• Exercise goal
Search the data for the string "fabrics" and extract every line where it appears.

• Excerpted records
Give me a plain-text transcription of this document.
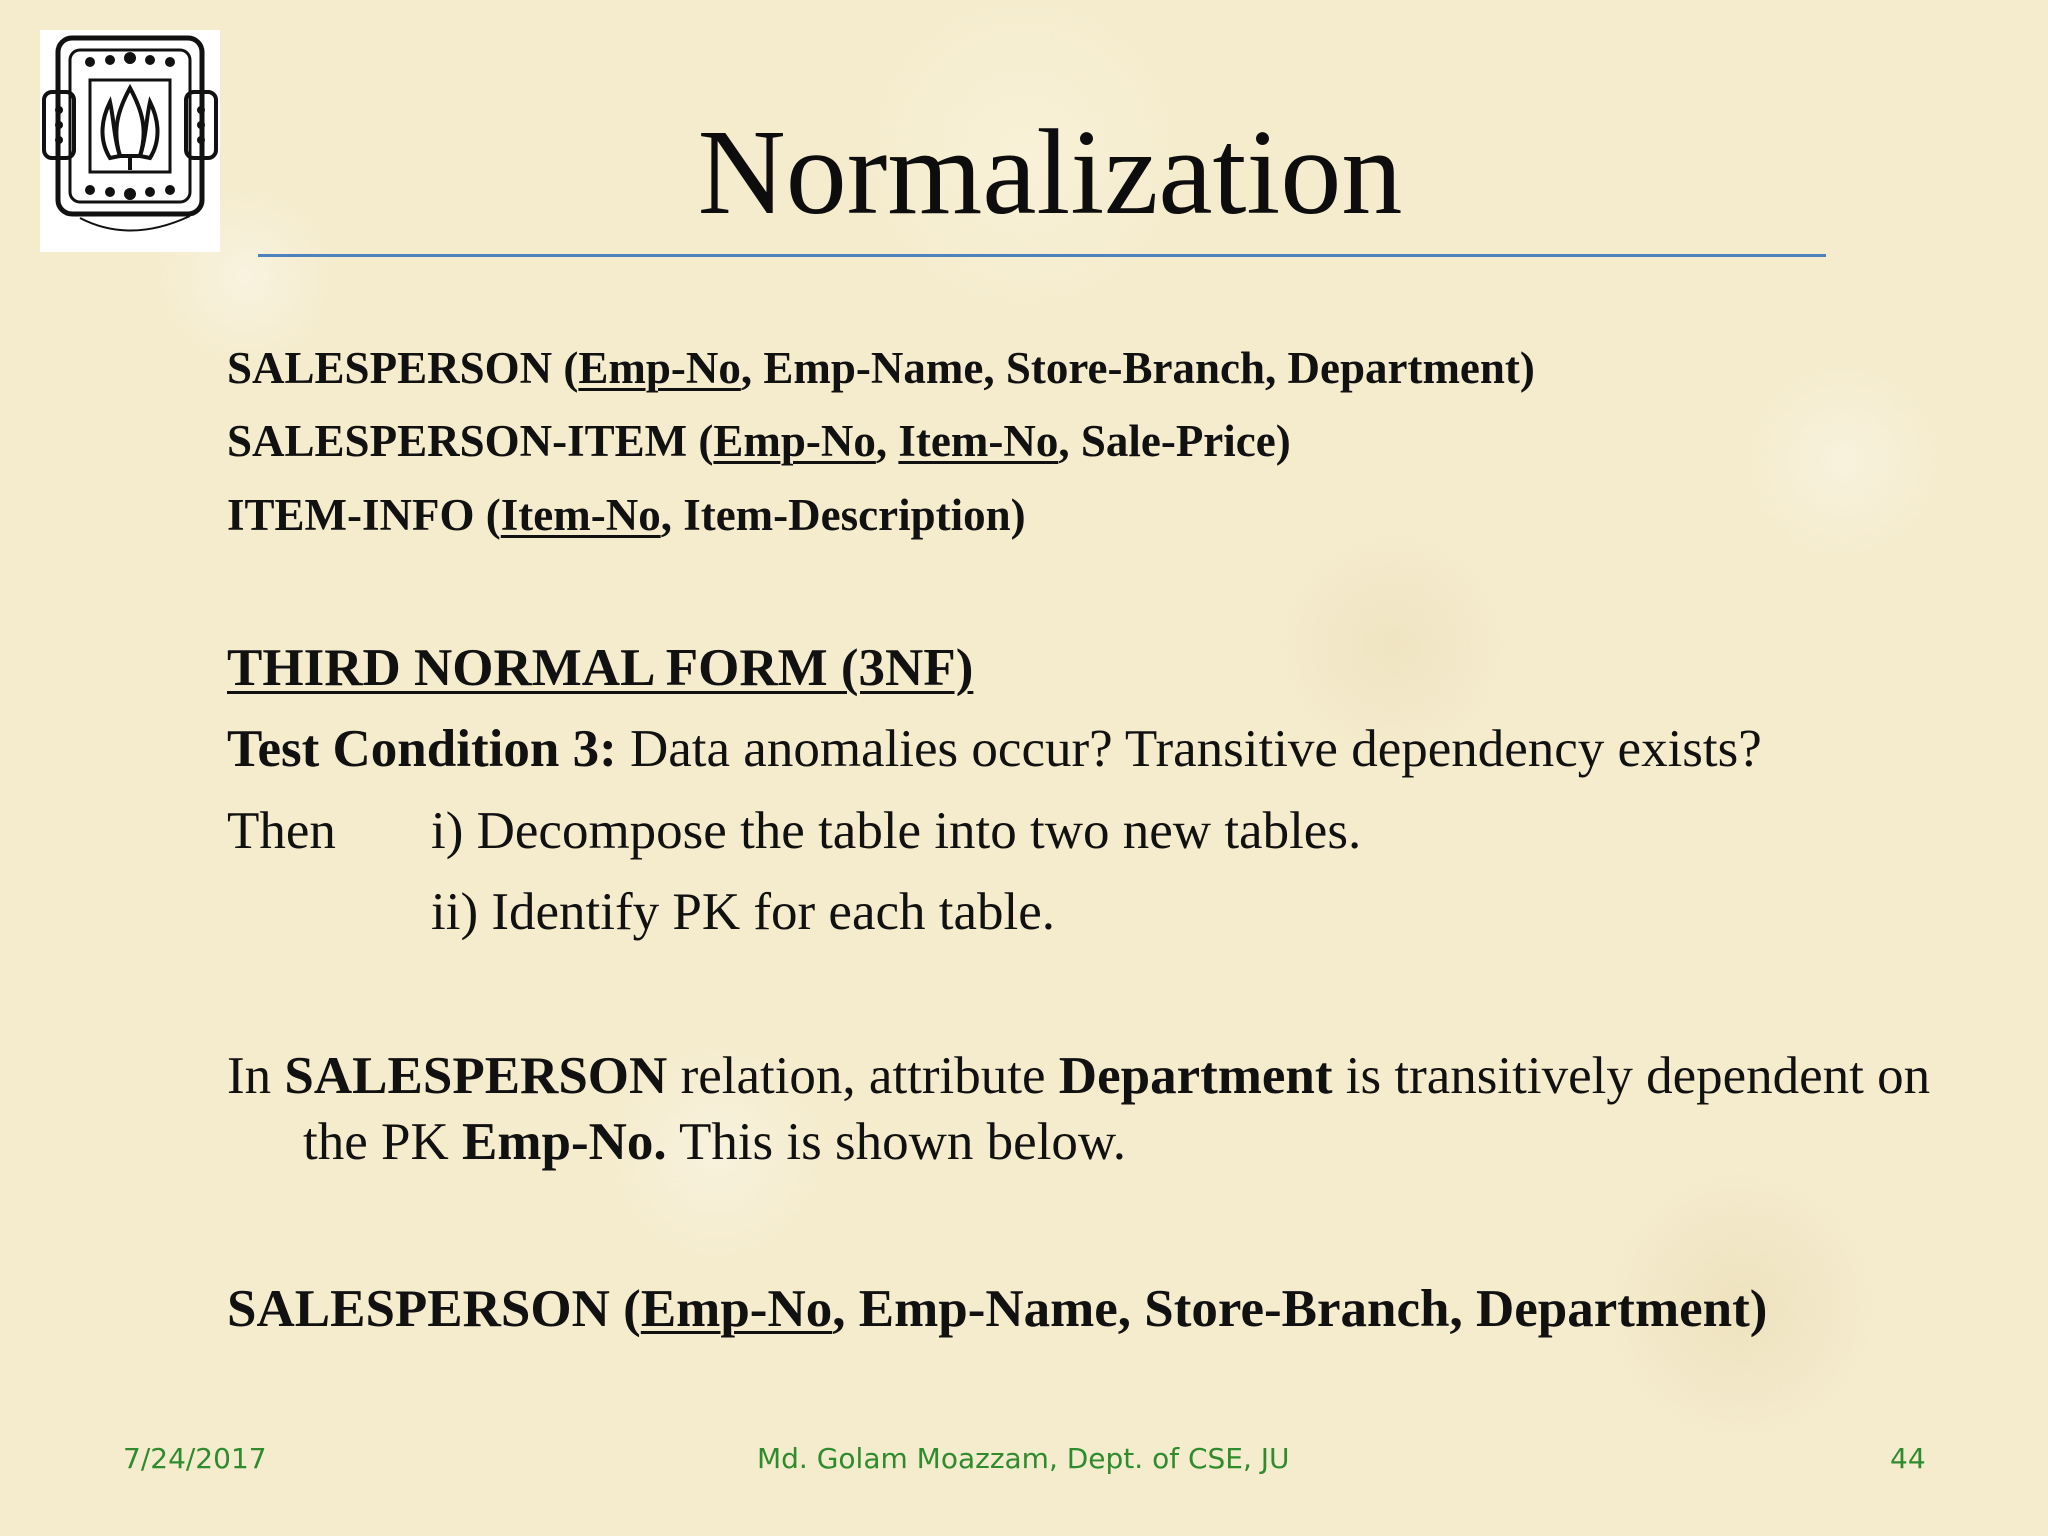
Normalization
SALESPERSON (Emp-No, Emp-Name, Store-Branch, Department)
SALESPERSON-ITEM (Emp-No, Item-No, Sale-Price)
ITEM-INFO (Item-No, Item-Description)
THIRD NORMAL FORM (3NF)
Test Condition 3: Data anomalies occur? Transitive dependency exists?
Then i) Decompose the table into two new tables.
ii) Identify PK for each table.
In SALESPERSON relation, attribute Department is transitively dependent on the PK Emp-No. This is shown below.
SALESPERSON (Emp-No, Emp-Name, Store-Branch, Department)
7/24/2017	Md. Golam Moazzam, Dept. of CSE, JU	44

---

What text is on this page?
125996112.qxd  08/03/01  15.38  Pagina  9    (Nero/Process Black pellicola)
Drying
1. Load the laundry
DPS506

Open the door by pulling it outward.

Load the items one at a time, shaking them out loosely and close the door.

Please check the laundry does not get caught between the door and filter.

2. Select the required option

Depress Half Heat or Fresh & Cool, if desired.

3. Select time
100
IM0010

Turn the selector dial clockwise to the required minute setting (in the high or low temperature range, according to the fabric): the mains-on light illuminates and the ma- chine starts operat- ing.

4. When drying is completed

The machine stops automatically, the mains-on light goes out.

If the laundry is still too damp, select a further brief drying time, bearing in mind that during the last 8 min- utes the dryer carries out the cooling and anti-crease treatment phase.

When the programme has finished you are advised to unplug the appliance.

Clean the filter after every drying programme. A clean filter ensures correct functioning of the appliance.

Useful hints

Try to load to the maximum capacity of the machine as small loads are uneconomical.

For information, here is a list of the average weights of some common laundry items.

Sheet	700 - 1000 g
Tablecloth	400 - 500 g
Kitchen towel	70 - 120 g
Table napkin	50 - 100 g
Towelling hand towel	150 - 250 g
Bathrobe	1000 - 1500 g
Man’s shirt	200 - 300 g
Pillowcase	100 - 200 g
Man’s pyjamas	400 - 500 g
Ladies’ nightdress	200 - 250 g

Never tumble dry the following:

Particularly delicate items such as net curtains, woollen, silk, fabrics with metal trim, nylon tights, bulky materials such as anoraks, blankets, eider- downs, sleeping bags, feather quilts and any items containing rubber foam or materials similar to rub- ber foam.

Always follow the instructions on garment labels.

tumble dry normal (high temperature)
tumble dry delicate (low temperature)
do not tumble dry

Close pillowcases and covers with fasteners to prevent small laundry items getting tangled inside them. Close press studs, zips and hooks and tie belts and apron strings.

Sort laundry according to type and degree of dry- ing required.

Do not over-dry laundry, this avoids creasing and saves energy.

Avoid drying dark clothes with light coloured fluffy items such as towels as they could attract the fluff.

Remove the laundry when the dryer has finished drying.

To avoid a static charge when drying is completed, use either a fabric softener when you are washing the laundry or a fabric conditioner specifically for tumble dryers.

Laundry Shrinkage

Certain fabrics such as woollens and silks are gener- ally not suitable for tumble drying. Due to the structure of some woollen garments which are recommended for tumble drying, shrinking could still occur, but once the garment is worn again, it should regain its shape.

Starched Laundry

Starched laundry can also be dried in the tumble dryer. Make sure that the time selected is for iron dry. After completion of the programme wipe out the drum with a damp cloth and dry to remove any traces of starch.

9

• Exercise solution
Particularly delicate items such as net curtains, woollen, silk, fabrics with metal trim, nylon tights, bulky materials such as anoraks, blankets, eider- downs, sleeping bags, feather quilts and any items containing rubber foam or materials similar to rub- ber foam.
Certain fabrics such as woollens and silks are gener- ally not suitable for tumble drying. Due to the structure of some woollen garments which are recommended for tumble drying, shrinking could still occur, but once the garment is worn again, it should regain its shape.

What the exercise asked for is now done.